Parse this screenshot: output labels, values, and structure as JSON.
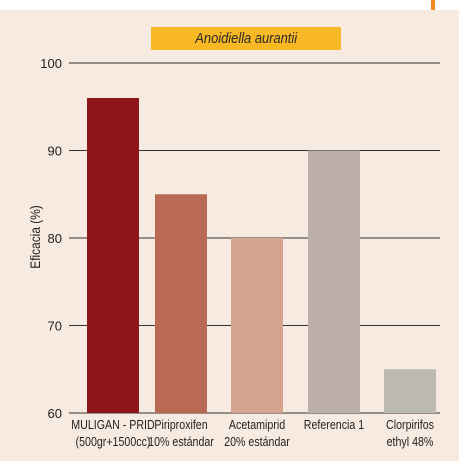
{
  "chart_data": {
    "type": "bar",
    "title": "Anoidiella aurantii",
    "ylabel": "Eficacia (%)",
    "xlabel": "",
    "ylim": [
      60,
      100
    ],
    "yticks": [
      60,
      70,
      80,
      90,
      100
    ],
    "grid": true,
    "categories": [
      {
        "line1": "MULIGAN - PRID",
        "line2": "(500gr+1500cc)"
      },
      {
        "line1": "Piriproxifen",
        "line2": "10% estándar"
      },
      {
        "line1": "Acetamiprid",
        "line2": "20% estándar"
      },
      {
        "line1": "Referencia 1",
        "line2": ""
      },
      {
        "line1": "Clorpirifos",
        "line2": "ethyl 48%"
      }
    ],
    "values": [
      96,
      85,
      80,
      90,
      65
    ],
    "colors": [
      "#8e1519",
      "#b86a55",
      "#d6a38f",
      "#bdb0ab",
      "#bcbab0"
    ]
  },
  "theme": {
    "background": "#f7ebe1",
    "title_band": "#f7b824",
    "accent": "#f28a1e",
    "gridline": "#333333"
  }
}
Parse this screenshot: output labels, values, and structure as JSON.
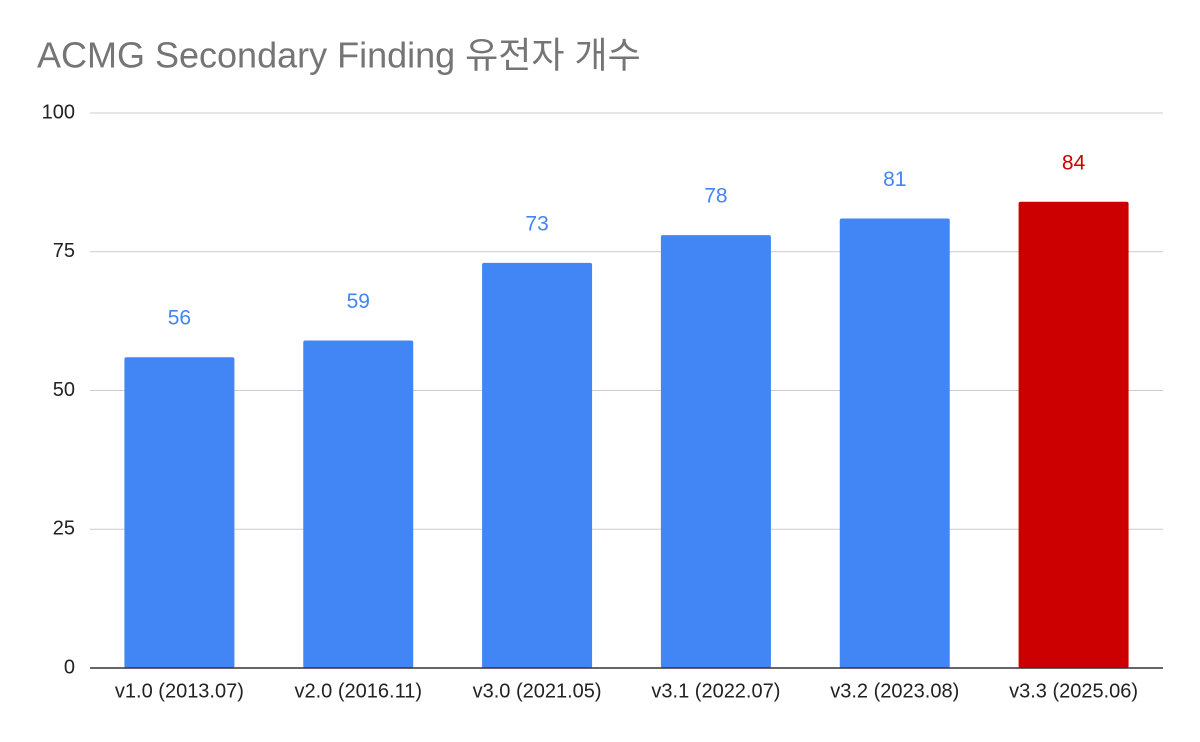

* _Aim_: The data above should be repeated exactly, minus any pictures.

* _Right answer_:
Parse this screenshot: output labels, values, and structure as JSON.
{
  "chart_data": {
    "type": "bar",
    "title": "Anoidiella aurantii",
    "ylabel": "Eficacia (%)",
    "xlabel": "",
    "ylim": [
      60,
      100
    ],
    "yticks": [
      60,
      70,
      80,
      90,
      100
    ],
    "grid": true,
    "categories": [
      {
        "line1": "MULIGAN - PRID",
        "line2": "(500gr+1500cc)"
      },
      {
        "line1": "Piriproxifen",
        "line2": "10% estándar"
      },
      {
        "line1": "Acetamiprid",
        "line2": "20% estándar"
      },
      {
        "line1": "Referencia 1",
        "line2": ""
      },
      {
        "line1": "Clorpirifos",
        "line2": "ethyl 48%"
      }
    ],
    "values": [
      96,
      85,
      80,
      90,
      65
    ],
    "colors": [
      "#8e1519",
      "#b86a55",
      "#d6a38f",
      "#bdb0ab",
      "#bcbab0"
    ]
  },
  "theme": {
    "background": "#f7ebe1",
    "title_band": "#f7b824",
    "accent": "#f28a1e",
    "gridline": "#333333"
  }
}
Parse this screenshot: output labels, values, and structure as JSON.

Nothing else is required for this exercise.